What you have to do:
Check each line of the listing below for the string "generation", and copy the ones that have it.
====== Entries supplied
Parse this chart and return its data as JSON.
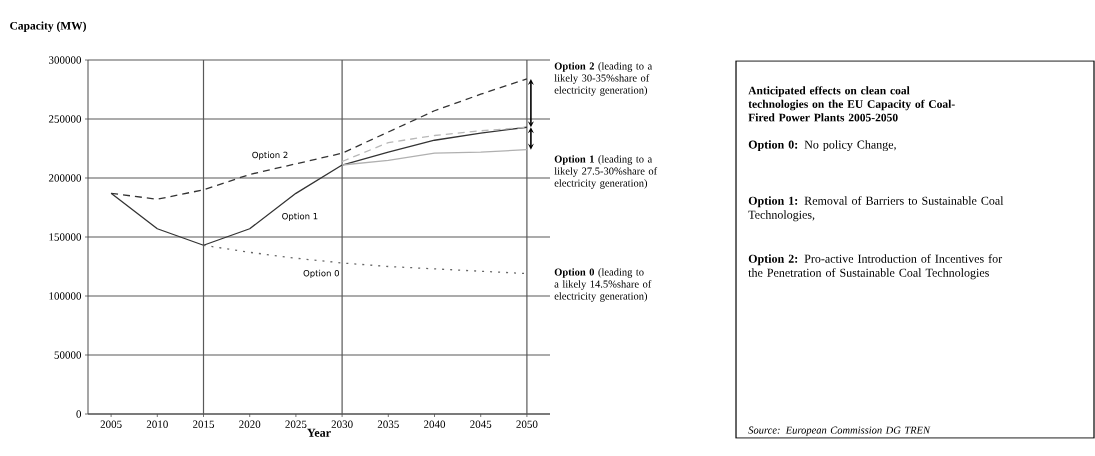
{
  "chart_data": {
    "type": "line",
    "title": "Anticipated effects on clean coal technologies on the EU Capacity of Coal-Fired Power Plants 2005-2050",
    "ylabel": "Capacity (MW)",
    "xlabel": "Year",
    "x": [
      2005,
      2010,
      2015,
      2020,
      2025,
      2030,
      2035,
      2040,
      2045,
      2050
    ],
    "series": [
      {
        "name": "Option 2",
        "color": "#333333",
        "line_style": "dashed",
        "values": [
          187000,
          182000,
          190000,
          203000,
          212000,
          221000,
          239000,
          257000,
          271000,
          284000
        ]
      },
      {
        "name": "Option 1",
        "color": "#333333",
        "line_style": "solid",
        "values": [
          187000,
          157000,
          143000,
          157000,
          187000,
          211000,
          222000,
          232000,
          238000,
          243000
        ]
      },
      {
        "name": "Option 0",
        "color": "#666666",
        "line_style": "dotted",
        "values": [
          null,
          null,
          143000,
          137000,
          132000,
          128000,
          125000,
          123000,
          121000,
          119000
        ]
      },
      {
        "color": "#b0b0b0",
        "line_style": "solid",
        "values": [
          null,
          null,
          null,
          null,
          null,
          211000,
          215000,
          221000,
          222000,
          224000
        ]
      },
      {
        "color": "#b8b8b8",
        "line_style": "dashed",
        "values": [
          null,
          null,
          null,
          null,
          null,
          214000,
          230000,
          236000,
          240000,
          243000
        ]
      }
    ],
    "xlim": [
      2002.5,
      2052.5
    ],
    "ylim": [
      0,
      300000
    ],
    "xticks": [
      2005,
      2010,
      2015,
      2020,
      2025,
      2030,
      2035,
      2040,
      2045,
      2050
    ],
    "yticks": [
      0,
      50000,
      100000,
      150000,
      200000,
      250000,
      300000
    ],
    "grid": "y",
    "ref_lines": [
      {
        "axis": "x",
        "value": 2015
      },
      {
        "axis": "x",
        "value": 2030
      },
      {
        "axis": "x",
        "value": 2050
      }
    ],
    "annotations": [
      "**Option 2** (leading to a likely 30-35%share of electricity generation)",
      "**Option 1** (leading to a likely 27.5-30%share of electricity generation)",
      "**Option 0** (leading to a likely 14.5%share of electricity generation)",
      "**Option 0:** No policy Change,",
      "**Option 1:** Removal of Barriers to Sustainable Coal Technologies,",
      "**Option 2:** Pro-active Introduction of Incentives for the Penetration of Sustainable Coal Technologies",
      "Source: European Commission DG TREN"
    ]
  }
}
============
Exercise output:
      "**Option 2** (leading to a likely 30-35%share of electricity generation)",
      "**Option 1** (leading to a likely 27.5-30%share of electricity generation)",
      "**Option 0** (leading to a likely 14.5%share of electricity generation)",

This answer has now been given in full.